#### The request
Locate and copy all lines bearing the word "ylabel".

___ Input

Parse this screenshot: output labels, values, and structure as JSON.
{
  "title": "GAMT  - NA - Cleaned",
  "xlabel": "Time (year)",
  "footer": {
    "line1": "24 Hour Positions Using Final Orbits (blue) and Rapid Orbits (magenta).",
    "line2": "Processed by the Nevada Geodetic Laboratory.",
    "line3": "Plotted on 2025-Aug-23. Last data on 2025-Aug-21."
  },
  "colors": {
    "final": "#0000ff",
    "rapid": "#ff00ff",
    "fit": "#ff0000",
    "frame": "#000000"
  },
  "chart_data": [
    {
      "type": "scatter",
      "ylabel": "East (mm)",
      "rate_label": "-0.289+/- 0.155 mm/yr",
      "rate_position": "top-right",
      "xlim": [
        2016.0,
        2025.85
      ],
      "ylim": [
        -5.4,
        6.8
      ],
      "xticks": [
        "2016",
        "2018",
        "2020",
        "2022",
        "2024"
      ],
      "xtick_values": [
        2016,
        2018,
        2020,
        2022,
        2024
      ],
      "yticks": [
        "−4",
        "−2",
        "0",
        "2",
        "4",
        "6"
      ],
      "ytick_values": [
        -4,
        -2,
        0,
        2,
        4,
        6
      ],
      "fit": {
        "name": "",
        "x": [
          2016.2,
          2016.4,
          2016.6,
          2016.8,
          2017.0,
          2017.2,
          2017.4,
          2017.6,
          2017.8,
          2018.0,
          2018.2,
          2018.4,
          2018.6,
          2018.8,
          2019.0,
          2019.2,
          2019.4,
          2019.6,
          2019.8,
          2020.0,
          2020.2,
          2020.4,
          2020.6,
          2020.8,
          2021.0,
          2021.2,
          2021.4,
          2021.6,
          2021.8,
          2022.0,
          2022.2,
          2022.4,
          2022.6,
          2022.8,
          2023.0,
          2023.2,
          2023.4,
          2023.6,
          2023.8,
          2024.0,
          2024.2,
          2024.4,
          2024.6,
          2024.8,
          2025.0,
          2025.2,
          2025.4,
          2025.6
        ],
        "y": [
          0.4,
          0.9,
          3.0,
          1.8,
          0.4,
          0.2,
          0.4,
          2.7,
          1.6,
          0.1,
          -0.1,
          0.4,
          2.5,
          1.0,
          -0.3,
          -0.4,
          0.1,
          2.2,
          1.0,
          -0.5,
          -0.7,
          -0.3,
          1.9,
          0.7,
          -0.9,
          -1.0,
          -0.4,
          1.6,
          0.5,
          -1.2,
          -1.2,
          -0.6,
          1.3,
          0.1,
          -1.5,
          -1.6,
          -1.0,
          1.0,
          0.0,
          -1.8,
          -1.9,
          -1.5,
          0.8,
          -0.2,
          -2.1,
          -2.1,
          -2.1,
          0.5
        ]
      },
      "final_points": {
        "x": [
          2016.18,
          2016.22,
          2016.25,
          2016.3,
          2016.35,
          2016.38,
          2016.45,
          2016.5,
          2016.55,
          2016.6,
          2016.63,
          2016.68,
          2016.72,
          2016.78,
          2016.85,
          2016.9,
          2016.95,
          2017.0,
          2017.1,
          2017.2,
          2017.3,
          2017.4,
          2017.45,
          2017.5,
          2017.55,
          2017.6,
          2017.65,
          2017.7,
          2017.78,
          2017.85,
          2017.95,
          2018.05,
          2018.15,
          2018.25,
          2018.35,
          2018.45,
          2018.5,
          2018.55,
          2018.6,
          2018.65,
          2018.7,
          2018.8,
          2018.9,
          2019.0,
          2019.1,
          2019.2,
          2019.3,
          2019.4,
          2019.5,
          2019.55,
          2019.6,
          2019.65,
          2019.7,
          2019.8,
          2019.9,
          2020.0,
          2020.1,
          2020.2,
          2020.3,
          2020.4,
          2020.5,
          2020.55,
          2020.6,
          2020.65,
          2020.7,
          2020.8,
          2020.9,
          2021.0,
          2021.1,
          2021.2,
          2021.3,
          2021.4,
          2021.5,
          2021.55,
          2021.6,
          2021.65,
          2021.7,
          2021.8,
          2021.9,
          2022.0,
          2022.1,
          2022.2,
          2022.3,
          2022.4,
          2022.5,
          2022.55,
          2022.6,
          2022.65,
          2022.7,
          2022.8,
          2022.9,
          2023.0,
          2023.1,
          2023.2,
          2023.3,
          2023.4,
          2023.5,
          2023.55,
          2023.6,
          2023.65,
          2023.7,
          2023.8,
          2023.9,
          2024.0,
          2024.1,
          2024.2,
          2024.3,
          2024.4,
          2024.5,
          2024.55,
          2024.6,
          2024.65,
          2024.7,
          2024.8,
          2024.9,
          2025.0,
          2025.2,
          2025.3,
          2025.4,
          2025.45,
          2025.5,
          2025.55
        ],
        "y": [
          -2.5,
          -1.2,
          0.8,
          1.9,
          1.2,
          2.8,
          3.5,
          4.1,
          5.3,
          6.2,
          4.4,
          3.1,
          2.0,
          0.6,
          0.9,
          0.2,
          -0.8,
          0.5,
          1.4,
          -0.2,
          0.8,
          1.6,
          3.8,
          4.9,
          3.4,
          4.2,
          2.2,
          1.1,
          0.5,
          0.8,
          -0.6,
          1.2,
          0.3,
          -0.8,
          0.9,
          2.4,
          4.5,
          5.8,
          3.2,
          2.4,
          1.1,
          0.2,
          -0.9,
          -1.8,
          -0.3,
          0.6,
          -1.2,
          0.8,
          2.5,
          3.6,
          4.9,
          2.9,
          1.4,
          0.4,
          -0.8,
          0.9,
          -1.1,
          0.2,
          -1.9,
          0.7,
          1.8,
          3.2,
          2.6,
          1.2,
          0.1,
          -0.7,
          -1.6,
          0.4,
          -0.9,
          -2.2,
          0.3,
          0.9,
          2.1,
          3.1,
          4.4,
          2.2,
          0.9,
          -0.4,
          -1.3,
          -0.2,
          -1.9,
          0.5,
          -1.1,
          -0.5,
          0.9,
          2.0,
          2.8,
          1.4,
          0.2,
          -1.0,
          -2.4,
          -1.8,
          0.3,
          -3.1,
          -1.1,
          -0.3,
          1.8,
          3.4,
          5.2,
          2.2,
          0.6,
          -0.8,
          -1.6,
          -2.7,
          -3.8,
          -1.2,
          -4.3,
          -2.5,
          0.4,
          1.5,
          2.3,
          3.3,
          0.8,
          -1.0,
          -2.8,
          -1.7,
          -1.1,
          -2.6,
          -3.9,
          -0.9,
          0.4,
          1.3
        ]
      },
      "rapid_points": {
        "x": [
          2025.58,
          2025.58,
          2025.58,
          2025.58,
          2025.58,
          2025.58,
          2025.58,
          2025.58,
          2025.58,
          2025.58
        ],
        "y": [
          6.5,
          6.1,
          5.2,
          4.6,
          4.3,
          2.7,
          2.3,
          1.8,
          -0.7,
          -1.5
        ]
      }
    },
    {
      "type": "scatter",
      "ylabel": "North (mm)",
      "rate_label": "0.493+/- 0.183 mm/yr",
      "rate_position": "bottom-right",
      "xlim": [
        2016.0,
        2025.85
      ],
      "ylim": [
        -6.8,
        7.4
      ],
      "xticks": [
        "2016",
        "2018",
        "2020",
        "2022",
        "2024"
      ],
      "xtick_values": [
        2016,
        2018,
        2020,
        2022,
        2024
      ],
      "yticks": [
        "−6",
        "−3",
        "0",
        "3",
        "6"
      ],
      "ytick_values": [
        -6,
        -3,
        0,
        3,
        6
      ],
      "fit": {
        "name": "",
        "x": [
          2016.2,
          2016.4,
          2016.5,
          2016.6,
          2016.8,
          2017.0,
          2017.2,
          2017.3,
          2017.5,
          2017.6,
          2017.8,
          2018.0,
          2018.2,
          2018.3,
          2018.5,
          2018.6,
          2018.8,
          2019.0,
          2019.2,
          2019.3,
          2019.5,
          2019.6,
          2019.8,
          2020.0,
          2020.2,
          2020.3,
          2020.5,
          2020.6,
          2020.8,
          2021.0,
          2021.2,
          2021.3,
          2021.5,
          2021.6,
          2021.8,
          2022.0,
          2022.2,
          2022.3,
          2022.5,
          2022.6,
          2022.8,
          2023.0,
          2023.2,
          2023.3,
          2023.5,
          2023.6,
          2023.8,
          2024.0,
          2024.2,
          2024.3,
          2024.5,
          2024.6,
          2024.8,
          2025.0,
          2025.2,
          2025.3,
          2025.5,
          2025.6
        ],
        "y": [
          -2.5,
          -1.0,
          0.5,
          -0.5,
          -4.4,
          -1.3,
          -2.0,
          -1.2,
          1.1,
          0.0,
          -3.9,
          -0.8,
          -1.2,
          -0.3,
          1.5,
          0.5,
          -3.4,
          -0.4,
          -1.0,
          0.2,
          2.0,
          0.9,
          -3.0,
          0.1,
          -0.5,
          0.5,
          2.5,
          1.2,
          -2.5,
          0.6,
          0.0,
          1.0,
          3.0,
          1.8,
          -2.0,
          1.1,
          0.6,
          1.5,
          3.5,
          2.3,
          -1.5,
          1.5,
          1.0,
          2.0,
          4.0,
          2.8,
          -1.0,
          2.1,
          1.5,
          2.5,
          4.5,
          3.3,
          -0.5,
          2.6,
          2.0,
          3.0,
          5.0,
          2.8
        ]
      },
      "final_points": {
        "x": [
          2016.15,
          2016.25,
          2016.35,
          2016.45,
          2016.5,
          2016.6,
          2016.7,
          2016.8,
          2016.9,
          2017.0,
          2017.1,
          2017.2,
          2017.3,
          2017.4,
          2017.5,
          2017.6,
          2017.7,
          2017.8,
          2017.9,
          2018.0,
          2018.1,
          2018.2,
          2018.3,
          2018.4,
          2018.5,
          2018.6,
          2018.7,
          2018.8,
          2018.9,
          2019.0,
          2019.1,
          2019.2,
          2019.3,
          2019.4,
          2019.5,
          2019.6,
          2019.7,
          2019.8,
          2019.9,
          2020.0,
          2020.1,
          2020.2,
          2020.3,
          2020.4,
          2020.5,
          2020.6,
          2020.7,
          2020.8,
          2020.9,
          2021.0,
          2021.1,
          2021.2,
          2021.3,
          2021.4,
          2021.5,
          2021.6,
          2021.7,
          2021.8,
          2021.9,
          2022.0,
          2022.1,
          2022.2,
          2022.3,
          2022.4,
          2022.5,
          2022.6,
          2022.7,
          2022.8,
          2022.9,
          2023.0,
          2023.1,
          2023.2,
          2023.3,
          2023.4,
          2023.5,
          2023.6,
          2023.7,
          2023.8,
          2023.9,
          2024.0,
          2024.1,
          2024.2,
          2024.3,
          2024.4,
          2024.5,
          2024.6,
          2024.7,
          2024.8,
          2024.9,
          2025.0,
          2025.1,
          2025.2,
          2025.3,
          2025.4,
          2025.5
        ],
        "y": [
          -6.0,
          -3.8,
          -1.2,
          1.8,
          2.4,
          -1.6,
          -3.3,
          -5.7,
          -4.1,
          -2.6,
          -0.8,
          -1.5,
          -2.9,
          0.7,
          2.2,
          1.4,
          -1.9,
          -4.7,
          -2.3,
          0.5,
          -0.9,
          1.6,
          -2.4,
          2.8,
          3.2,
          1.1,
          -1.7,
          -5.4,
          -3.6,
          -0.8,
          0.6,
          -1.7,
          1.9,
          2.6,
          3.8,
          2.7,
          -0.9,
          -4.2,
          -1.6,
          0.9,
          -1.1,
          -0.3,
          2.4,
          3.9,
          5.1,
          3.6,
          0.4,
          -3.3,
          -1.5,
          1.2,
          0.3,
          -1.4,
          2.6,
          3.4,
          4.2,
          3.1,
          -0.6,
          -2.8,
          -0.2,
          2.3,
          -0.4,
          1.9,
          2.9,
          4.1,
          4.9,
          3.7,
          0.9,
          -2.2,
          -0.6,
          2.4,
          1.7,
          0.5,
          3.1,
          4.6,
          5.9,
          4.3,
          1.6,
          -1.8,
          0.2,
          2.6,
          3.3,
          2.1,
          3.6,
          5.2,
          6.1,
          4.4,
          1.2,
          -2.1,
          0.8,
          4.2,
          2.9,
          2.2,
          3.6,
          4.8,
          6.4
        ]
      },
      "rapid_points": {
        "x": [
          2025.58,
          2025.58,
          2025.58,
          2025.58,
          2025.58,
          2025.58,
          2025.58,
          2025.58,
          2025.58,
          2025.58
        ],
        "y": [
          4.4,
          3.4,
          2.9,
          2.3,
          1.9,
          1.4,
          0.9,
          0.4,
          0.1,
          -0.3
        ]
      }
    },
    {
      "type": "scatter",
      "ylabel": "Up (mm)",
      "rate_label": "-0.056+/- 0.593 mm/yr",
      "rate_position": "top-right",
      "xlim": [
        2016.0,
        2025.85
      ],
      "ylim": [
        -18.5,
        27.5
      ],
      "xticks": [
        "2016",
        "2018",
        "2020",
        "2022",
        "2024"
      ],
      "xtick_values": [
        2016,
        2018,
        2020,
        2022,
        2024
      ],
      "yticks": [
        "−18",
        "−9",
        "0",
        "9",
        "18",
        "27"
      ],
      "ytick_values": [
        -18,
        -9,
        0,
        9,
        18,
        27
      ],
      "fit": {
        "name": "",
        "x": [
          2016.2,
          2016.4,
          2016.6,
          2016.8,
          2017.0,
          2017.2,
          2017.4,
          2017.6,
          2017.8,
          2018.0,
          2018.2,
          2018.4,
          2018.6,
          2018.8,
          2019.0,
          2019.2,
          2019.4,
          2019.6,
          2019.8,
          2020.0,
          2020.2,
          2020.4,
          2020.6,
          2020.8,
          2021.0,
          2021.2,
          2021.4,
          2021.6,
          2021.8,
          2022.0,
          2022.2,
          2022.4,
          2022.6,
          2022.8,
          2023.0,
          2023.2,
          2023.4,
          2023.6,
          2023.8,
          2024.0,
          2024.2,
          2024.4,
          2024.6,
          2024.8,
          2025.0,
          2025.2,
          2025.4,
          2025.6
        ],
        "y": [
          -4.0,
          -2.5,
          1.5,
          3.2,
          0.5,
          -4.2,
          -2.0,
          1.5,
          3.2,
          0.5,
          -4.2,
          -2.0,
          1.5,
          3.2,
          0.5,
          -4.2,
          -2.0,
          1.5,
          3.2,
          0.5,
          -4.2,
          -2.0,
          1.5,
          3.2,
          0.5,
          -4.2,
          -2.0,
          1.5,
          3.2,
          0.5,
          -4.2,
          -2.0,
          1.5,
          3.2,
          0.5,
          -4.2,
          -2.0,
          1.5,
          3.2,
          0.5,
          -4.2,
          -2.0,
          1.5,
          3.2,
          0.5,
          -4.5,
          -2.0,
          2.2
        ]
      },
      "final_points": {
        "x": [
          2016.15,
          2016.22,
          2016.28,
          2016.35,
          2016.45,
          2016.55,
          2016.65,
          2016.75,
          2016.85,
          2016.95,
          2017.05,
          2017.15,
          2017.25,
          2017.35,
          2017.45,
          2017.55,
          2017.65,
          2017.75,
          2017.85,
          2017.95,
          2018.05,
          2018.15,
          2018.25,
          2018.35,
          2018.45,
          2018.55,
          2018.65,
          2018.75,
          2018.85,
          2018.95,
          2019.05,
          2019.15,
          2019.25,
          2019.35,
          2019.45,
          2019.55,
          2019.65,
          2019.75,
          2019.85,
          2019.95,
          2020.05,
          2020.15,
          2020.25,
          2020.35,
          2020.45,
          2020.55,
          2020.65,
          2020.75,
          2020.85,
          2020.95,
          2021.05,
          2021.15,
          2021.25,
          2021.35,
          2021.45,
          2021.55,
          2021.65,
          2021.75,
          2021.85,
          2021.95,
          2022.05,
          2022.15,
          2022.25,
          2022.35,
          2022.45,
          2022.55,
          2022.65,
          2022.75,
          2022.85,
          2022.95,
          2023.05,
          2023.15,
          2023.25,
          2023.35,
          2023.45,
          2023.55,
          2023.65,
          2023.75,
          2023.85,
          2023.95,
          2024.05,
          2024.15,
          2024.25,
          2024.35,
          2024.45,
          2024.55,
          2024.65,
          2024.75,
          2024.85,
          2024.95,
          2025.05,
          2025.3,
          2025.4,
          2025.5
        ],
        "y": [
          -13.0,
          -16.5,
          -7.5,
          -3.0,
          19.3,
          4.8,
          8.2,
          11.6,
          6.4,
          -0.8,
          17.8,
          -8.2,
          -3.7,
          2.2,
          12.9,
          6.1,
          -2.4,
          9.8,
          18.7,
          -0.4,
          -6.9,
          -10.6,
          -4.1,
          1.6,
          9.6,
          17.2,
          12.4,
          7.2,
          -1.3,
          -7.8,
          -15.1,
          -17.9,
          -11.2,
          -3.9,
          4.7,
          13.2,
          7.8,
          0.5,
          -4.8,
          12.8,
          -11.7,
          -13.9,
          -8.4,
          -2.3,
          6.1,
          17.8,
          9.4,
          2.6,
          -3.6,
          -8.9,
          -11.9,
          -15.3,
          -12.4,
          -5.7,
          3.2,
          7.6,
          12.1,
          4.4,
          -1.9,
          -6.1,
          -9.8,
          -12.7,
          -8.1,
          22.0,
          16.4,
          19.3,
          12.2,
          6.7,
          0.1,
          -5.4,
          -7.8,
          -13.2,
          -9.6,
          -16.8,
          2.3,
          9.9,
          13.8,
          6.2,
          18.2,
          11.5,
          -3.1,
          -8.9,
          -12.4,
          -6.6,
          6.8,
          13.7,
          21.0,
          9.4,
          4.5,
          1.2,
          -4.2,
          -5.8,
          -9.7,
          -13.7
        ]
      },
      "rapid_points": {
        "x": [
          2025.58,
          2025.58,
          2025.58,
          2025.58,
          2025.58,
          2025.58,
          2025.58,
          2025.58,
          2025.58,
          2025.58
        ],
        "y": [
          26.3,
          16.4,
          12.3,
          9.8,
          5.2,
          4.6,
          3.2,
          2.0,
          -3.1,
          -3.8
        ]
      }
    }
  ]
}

______

#### Response below
      "ylabel": "East (mm)",
      "ylabel": "North (mm)",
      "ylabel": "Up (mm)",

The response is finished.